[TASK PROMPT]
Find each line holding the word "type" and give the total alone.

[GIVEN RECORDS]

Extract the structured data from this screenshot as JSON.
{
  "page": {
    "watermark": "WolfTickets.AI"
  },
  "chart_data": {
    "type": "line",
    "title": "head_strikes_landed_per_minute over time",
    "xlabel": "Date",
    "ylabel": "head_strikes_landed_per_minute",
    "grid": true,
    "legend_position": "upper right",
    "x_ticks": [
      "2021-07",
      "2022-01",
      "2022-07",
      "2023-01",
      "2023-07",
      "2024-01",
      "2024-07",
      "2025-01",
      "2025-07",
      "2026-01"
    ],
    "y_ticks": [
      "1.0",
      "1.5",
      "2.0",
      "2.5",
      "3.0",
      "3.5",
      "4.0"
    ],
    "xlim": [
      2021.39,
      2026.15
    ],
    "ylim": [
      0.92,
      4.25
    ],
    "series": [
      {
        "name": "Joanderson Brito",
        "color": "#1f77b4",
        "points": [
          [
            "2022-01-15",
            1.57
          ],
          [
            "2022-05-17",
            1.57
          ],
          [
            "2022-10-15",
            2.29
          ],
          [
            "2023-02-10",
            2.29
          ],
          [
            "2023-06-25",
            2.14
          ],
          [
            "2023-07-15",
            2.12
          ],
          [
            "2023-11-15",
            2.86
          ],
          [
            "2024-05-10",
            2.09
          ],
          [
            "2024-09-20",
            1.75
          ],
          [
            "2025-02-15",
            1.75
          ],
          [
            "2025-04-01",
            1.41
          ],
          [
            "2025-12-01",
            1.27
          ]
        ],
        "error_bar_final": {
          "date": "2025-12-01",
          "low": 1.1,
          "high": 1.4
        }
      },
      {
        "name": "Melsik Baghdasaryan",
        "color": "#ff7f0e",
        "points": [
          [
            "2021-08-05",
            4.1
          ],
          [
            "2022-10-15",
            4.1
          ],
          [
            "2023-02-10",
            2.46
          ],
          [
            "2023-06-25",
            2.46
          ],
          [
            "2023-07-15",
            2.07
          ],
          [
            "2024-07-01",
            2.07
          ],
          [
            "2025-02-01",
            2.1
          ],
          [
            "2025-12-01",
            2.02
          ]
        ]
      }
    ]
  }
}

==

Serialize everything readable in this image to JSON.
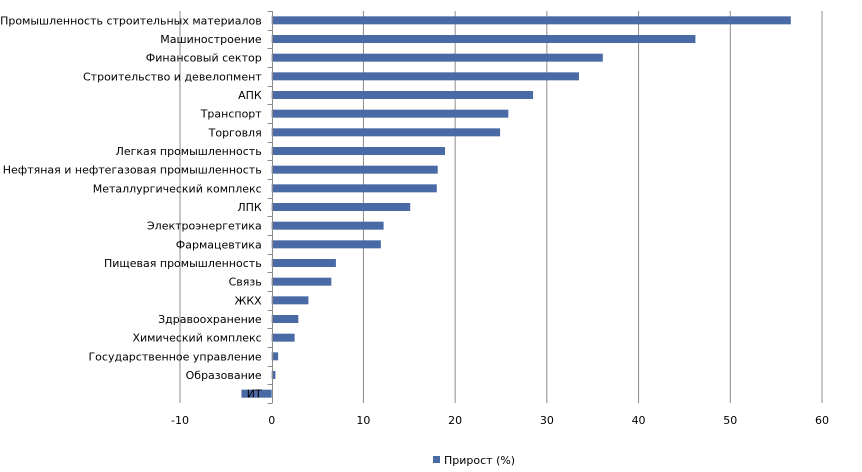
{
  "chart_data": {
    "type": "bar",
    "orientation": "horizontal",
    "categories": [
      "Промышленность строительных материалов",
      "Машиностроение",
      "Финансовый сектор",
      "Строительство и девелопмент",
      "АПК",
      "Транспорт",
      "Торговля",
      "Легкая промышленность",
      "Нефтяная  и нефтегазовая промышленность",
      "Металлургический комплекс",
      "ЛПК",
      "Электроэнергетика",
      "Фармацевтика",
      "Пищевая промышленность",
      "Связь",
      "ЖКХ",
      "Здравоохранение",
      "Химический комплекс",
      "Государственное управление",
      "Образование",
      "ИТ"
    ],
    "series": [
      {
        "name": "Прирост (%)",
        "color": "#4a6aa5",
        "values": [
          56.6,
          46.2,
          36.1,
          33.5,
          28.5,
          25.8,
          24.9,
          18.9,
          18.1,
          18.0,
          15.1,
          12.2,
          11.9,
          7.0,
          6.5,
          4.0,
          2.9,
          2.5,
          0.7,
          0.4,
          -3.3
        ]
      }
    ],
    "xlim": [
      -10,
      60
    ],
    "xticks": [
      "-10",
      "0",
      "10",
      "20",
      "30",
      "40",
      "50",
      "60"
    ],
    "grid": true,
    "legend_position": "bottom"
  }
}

...

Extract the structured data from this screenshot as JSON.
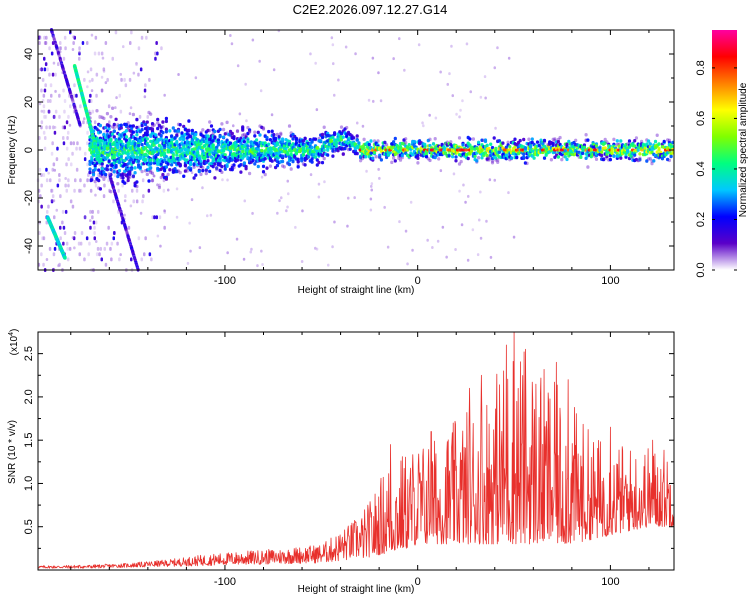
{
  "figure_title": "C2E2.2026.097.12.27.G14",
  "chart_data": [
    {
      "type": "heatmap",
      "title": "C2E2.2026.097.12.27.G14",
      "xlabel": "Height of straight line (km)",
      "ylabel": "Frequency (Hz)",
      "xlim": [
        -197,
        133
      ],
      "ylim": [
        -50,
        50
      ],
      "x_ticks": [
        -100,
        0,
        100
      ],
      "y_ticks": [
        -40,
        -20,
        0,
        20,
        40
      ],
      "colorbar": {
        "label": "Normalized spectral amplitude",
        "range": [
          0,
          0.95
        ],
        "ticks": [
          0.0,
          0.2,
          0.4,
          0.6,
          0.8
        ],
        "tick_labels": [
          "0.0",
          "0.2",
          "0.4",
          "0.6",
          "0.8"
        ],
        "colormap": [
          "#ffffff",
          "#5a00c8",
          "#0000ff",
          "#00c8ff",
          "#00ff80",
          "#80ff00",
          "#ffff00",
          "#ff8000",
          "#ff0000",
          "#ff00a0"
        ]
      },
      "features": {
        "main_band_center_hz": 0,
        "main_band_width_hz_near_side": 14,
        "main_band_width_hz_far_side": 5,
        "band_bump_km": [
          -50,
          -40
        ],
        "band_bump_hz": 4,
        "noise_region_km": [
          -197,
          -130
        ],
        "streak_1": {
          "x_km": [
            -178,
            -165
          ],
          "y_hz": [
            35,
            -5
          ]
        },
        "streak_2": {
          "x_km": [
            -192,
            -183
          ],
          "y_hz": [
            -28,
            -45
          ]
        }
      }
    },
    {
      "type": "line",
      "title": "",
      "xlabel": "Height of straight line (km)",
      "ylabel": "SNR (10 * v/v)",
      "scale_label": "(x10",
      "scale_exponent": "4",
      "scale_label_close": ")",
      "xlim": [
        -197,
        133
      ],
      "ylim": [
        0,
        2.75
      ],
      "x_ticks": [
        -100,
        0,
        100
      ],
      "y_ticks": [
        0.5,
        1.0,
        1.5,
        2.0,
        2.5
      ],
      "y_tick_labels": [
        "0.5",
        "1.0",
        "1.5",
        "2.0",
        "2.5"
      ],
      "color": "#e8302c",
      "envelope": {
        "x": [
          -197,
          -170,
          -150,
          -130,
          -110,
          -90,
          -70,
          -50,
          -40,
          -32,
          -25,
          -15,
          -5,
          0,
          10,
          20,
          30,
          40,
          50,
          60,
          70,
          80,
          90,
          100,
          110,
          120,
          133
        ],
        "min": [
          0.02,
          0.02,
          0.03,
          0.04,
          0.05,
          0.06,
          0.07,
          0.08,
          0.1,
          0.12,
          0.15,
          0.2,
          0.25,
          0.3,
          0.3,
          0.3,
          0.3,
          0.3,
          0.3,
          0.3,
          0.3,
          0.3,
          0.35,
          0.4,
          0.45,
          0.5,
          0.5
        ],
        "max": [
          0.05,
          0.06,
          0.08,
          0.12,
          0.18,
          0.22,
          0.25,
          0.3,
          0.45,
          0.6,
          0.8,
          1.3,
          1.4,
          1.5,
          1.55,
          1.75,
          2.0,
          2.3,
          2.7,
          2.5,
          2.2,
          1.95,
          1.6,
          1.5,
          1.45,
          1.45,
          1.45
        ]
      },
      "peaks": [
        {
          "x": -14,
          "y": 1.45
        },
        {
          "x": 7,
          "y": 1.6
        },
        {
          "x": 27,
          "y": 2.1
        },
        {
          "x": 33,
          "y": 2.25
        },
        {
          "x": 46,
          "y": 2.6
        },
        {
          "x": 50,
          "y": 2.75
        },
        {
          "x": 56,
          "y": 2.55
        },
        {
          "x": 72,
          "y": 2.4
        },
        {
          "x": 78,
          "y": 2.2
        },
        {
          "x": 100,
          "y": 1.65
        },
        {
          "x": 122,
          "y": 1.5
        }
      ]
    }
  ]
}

[REPLY TO THE TASK]
4